**Given problem:**
Set down the full listing exactly as given. Any pictures are to be left out.

[Dataset records]

┌──

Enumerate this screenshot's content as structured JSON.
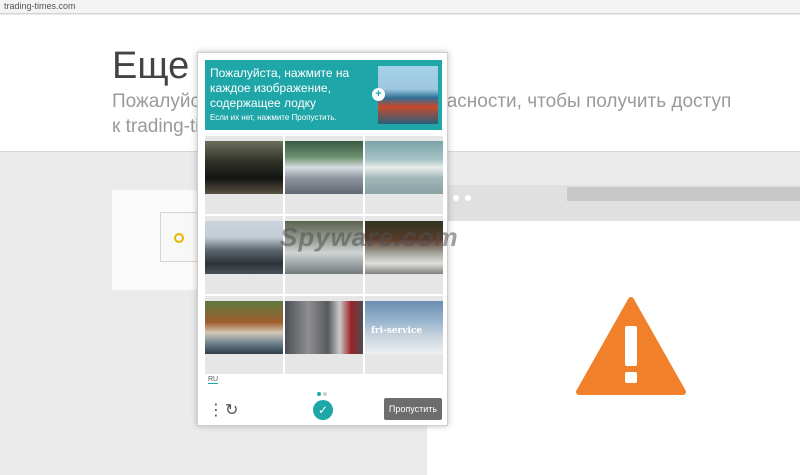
{
  "browser": {
    "url": "trading-times.com"
  },
  "page": {
    "title": "Еще о",
    "subtitle_line1": "Пожалуйст",
    "subtitle_line1_tail": "асности, чтобы получить доступ",
    "subtitle_line2": "к trading-ti"
  },
  "watermark": {
    "text": "Spyware.com"
  },
  "captcha": {
    "instruction": "Пожалуйста, нажмите на каждое изображение, содержащее лодку",
    "hint": "Если их нет, нажмите Пропустить.",
    "tiles": [
      {
        "label": ""
      },
      {
        "label": ""
      },
      {
        "label": ""
      },
      {
        "label": ""
      },
      {
        "label": ""
      },
      {
        "label": ""
      },
      {
        "label": ""
      },
      {
        "label": ""
      },
      {
        "label": "fri-service"
      }
    ],
    "language": "RU",
    "skip_label": "Пропустить",
    "icons": {
      "menu": "more-vertical-icon",
      "refresh": "refresh-icon",
      "logo": "hcaptcha-logo-icon",
      "plus": "plus-icon"
    }
  },
  "colors": {
    "accent": "#1fa6a9",
    "warning": "#f0812a",
    "skip_button": "#6d6d6d"
  }
}
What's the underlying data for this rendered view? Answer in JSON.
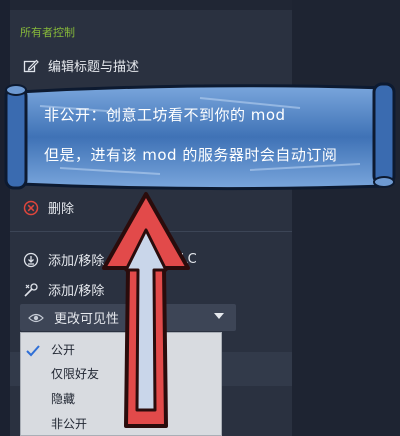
{
  "panel": {
    "section_title": "所有者控制",
    "edit_title_label": "编辑标题与描述",
    "delete_label": "删除",
    "add_remove_dlc_label": "添加/移除",
    "add_remove_dlc_suffix": "LC",
    "add_remove_label": "添加/移除",
    "visibility_label": "更改可见性"
  },
  "dropdown": {
    "options": [
      "公开",
      "仅限好友",
      "隐藏",
      "非公开"
    ],
    "selected": "公开"
  },
  "banner": {
    "line1": "非公开：创意工坊看不到你的 mod",
    "line2": "但是，进有该 mod 的服务器时会自动订阅"
  },
  "colors": {
    "section_green": "#86b83a",
    "check_blue": "#2f6fd6",
    "banner_blue": "#3f72b6",
    "arrow_red": "#e24a4a",
    "arrow_fill": "#c9d6ea"
  },
  "icons": {
    "edit": "edit-icon",
    "delete": "delete-icon",
    "dlc": "dlc-icon",
    "tools": "tools-icon",
    "eye": "eye-icon",
    "check": "check-icon",
    "caret": "chevron-down-icon"
  }
}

└──

**Final result:**
Enumerate this screenshot's content as structured JSON.
{
  "browser": {
    "url": "trading-times.com"
  },
  "page": {
    "title": "Еще о",
    "subtitle_line1": "Пожалуйст",
    "subtitle_line1_tail": "асности, чтобы получить доступ",
    "subtitle_line2": "к trading-ti"
  },
  "watermark": {
    "text": "Spyware.com"
  },
  "captcha": {
    "instruction": "Пожалуйста, нажмите на каждое изображение, содержащее лодку",
    "hint": "Если их нет, нажмите Пропустить.",
    "tiles": [
      {
        "label": ""
      },
      {
        "label": ""
      },
      {
        "label": ""
      },
      {
        "label": ""
      },
      {
        "label": ""
      },
      {
        "label": ""
      },
      {
        "label": ""
      },
      {
        "label": ""
      },
      {
        "label": "fri-service"
      }
    ],
    "language": "RU",
    "skip_label": "Пропустить",
    "icons": {
      "menu": "more-vertical-icon",
      "refresh": "refresh-icon",
      "logo": "hcaptcha-logo-icon",
      "plus": "plus-icon"
    }
  },
  "colors": {
    "accent": "#1fa6a9",
    "warning": "#f0812a",
    "skip_button": "#6d6d6d"
  }
}
What's the underlying data for this rendered view? Answer in JSON.
{
  "panel": {
    "section_title": "所有者控制",
    "edit_title_label": "编辑标题与描述",
    "delete_label": "删除",
    "add_remove_dlc_label": "添加/移除",
    "add_remove_dlc_suffix": "LC",
    "add_remove_label": "添加/移除",
    "visibility_label": "更改可见性"
  },
  "dropdown": {
    "options": [
      "公开",
      "仅限好友",
      "隐藏",
      "非公开"
    ],
    "selected": "公开"
  },
  "banner": {
    "line1": "非公开：创意工坊看不到你的 mod",
    "line2": "但是，进有该 mod 的服务器时会自动订阅"
  },
  "colors": {
    "section_green": "#86b83a",
    "check_blue": "#2f6fd6",
    "banner_blue": "#3f72b6",
    "arrow_red": "#e24a4a",
    "arrow_fill": "#c9d6ea"
  },
  "icons": {
    "edit": "edit-icon",
    "delete": "delete-icon",
    "dlc": "dlc-icon",
    "tools": "tools-icon",
    "eye": "eye-icon",
    "check": "check-icon",
    "caret": "chevron-down-icon"
  }
}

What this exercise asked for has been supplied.